* [GIVEN TASK] Go through the listing and copy each line with the string "name".

Data tied to figure images
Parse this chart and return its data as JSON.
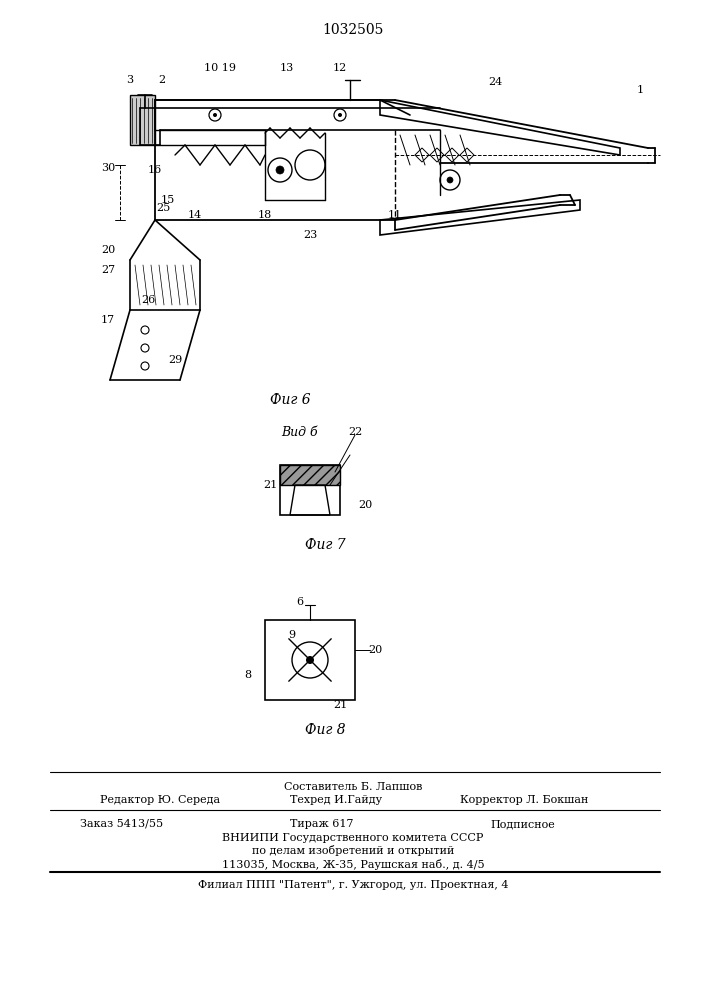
{
  "title": "1032505",
  "fig6_label": "Фиг 6",
  "fig7_label": "Фиг 7",
  "fig8_label": "Фиг 8",
  "vid_b_label": "Вид б",
  "footer_line1_center": "Составитель Б. Лапшов",
  "footer_line2_left": "Редактор Ю. Середа",
  "footer_line2_mid": "Техред И.Гайду",
  "footer_line2_right": "Корректор Л. Бокшан",
  "footer_line3_left": "Заказ 5413/55",
  "footer_line3_mid": "Тираж 617",
  "footer_line3_right": "Подписное",
  "footer_line4": "ВНИИПИ Государственного комитета СССР",
  "footer_line5": "по делам изобретений и открытий",
  "footer_line6": "113035, Москва, Ж-35, Раушская наб., д. 4/5",
  "footer_line7": "Филиал ППП \"Патент\", г. Ужгород, ул. Проектная, 4",
  "bg_color": "#ffffff",
  "line_color": "#000000",
  "text_color": "#000000"
}
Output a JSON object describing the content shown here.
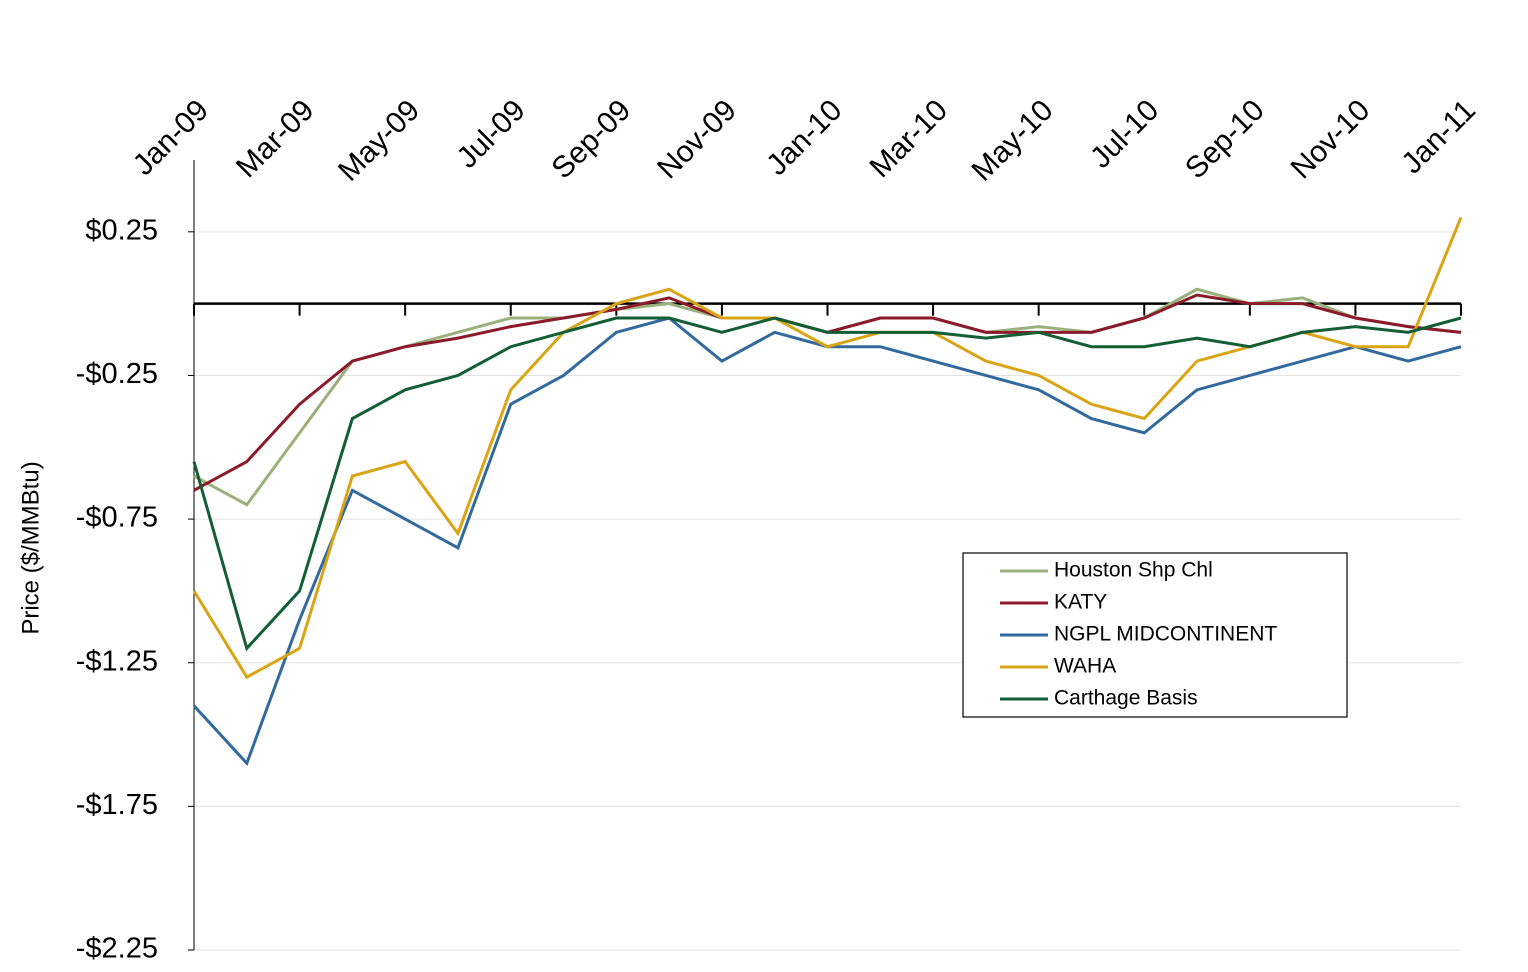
{
  "chart_data": {
    "type": "line",
    "y_label": "Price ($/MMBtu)",
    "categories": [
      "Jan-09",
      null,
      "Mar-09",
      null,
      "May-09",
      null,
      "Jul-09",
      null,
      "Sep-09",
      null,
      "Nov-09",
      null,
      "Jan-10",
      null,
      "Mar-10",
      null,
      "May-10",
      null,
      "Jul-10",
      null,
      "Sep-10",
      null,
      "Nov-10",
      null,
      "Jan-11"
    ],
    "ylim": [
      -2.25,
      0.5
    ],
    "yticks": [
      {
        "value": 0.25,
        "label": "$0.25"
      },
      {
        "value": -0.25,
        "label": "-$0.25"
      },
      {
        "value": -0.75,
        "label": "-$0.75"
      },
      {
        "value": -1.25,
        "label": "-$1.25"
      },
      {
        "value": -1.75,
        "label": "-$1.75"
      },
      {
        "value": -2.25,
        "label": "-$2.25"
      }
    ],
    "grid": true,
    "series": [
      {
        "name": "Houston Shp Chl",
        "color": "#9bb07a",
        "values": [
          -0.6,
          -0.7,
          -0.45,
          -0.2,
          -0.15,
          -0.1,
          -0.05,
          -0.05,
          -0.02,
          0.0,
          -0.05,
          -0.05,
          -0.1,
          -0.05,
          -0.05,
          -0.1,
          -0.08,
          -0.1,
          -0.05,
          0.05,
          0.0,
          0.02,
          -0.05,
          -0.08,
          -0.1
        ]
      },
      {
        "name": "KATY",
        "color": "#8b1a2a",
        "values": [
          -0.65,
          -0.55,
          -0.35,
          -0.2,
          -0.15,
          -0.12,
          -0.08,
          -0.05,
          -0.02,
          0.02,
          -0.05,
          -0.05,
          -0.1,
          -0.05,
          -0.05,
          -0.1,
          -0.1,
          -0.1,
          -0.05,
          0.03,
          0.0,
          0.0,
          -0.05,
          -0.08,
          -0.1
        ]
      },
      {
        "name": "NGPL MIDCONTINENT",
        "color": "#336a9e",
        "values": [
          -1.4,
          -1.6,
          -1.1,
          -0.65,
          -0.75,
          -0.85,
          -0.35,
          -0.25,
          -0.1,
          -0.05,
          -0.2,
          -0.1,
          -0.15,
          -0.15,
          -0.2,
          -0.25,
          -0.3,
          -0.4,
          -0.45,
          -0.3,
          -0.25,
          -0.2,
          -0.15,
          -0.2,
          -0.15
        ]
      },
      {
        "name": "WAHA",
        "color": "#d9a516",
        "values": [
          -1.0,
          -1.3,
          -1.2,
          -0.6,
          -0.55,
          -0.8,
          -0.3,
          -0.1,
          0.0,
          0.05,
          -0.05,
          -0.05,
          -0.15,
          -0.1,
          -0.1,
          -0.2,
          -0.25,
          -0.35,
          -0.4,
          -0.2,
          -0.15,
          -0.1,
          -0.15,
          -0.15,
          0.3
        ]
      },
      {
        "name": "Carthage Basis",
        "color": "#135e35",
        "values": [
          -0.55,
          -1.2,
          -1.0,
          -0.4,
          -0.3,
          -0.25,
          -0.15,
          -0.1,
          -0.05,
          -0.05,
          -0.1,
          -0.05,
          -0.1,
          -0.1,
          -0.1,
          -0.12,
          -0.1,
          -0.15,
          -0.15,
          -0.12,
          -0.15,
          -0.1,
          -0.08,
          -0.1,
          -0.05
        ]
      }
    ]
  }
}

* [RESPONSE]
        "name": "Houston Shp Chl",
        "name": "KATY",
        "name": "NGPL MIDCONTINENT",
        "name": "WAHA",
        "name": "Carthage Basis",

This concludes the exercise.